(Data for the task)
-- -- --

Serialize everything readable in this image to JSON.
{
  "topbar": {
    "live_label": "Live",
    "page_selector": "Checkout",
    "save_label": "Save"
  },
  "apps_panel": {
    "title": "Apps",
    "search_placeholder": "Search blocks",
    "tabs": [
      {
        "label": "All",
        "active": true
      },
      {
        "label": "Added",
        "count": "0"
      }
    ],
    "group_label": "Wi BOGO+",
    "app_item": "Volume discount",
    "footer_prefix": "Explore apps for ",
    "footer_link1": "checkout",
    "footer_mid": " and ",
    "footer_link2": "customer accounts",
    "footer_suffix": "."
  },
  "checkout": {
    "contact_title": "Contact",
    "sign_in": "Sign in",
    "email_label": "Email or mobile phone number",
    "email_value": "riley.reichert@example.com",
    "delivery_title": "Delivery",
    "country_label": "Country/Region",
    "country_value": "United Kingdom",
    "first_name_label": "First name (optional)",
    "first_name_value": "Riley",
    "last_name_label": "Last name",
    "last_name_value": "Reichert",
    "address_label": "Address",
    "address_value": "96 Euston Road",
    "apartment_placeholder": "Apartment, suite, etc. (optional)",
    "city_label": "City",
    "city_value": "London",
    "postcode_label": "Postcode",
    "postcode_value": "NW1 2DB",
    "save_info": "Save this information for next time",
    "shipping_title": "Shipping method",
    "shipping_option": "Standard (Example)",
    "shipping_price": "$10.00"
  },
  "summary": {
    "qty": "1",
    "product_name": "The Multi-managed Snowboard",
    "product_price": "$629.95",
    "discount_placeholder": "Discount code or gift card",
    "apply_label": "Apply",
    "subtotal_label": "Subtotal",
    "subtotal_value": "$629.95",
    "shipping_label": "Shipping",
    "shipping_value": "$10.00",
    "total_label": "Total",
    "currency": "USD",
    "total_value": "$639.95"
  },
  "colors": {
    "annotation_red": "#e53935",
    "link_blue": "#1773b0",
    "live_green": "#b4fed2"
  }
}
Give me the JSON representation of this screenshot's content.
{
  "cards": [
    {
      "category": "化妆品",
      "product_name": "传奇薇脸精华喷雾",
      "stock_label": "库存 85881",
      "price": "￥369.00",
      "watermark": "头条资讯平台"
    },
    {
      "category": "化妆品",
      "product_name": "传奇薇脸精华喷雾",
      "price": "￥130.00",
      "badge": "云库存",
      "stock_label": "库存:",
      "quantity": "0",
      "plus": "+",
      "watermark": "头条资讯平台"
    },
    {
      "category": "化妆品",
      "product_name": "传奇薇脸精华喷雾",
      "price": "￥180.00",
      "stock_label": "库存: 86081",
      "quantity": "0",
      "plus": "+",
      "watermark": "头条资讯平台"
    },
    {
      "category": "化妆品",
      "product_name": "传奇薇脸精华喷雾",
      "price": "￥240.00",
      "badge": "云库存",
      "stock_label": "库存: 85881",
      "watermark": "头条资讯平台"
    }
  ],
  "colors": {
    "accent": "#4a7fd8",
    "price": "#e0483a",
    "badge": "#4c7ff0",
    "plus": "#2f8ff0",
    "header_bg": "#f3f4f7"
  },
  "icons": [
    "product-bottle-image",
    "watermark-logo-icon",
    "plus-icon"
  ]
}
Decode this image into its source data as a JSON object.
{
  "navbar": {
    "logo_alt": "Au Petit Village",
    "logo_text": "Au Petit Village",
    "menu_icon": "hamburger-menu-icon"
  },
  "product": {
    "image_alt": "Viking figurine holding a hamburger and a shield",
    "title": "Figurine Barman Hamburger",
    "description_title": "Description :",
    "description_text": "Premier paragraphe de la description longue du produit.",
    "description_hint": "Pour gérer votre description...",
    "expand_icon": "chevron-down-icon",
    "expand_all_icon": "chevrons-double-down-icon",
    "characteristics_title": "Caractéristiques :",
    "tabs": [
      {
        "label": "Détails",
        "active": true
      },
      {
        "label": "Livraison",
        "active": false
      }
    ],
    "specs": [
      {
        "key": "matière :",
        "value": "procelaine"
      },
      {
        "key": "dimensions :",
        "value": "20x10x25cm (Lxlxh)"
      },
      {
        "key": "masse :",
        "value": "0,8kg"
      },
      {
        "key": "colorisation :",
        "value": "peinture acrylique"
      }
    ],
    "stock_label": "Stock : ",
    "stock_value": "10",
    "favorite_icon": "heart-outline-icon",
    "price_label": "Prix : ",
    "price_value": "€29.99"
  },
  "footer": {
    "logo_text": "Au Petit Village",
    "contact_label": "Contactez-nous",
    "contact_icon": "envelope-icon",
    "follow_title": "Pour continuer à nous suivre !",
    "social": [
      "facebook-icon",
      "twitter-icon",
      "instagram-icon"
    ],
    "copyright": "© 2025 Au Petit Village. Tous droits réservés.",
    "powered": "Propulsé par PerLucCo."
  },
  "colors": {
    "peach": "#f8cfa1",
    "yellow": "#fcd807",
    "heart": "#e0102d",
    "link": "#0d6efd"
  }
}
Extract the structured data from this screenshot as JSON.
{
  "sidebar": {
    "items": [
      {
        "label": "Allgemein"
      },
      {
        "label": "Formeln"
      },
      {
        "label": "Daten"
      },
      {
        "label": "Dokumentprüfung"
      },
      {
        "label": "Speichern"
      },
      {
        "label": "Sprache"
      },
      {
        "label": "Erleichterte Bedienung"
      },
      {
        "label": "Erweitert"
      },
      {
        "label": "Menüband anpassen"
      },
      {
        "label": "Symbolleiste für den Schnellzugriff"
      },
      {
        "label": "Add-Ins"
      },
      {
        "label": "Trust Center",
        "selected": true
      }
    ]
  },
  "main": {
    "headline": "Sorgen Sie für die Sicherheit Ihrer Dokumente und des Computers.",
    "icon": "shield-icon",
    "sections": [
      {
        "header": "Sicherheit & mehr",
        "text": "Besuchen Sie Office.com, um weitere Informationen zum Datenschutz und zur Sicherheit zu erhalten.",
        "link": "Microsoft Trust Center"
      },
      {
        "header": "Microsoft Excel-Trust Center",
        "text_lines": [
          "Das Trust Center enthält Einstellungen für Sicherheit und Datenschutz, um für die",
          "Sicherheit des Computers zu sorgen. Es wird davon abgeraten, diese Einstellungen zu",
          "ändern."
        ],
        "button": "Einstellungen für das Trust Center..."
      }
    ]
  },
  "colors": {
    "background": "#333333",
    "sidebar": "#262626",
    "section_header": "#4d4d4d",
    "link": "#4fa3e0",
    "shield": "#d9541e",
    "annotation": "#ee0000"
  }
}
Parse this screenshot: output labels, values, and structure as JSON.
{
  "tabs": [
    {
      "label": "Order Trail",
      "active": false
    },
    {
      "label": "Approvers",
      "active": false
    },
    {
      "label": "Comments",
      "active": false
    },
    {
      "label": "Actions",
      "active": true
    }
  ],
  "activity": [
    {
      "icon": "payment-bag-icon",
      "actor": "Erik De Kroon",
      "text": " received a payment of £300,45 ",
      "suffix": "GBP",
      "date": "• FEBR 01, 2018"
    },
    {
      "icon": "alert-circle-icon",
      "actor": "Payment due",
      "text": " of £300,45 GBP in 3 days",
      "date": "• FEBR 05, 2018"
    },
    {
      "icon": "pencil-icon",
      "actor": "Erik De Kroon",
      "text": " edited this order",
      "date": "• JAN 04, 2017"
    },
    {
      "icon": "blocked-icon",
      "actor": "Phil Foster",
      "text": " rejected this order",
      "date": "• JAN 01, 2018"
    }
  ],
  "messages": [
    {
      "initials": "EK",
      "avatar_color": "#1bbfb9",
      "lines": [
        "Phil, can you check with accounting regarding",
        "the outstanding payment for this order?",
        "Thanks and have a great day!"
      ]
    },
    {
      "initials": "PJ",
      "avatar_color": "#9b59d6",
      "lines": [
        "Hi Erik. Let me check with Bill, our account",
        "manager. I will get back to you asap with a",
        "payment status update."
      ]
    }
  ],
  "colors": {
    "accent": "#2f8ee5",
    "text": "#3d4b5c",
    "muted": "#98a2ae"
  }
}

-- -- --

Find all lines where the word "this" appears. Copy them.

(Complete output)
Serialize everything readable in this image to JSON.
    "save_info": "Save this information for next time",
Give me the JSON representation of this screenshot's content.
Decode this image into its source data as a JSON object.
Extract the structured data from this screenshot as JSON.
Parse this screenshot: output labels, values, and structure as JSON.
      "text": " edited this order",
      "text": " rejected this order",
        "the outstanding payment for this order?",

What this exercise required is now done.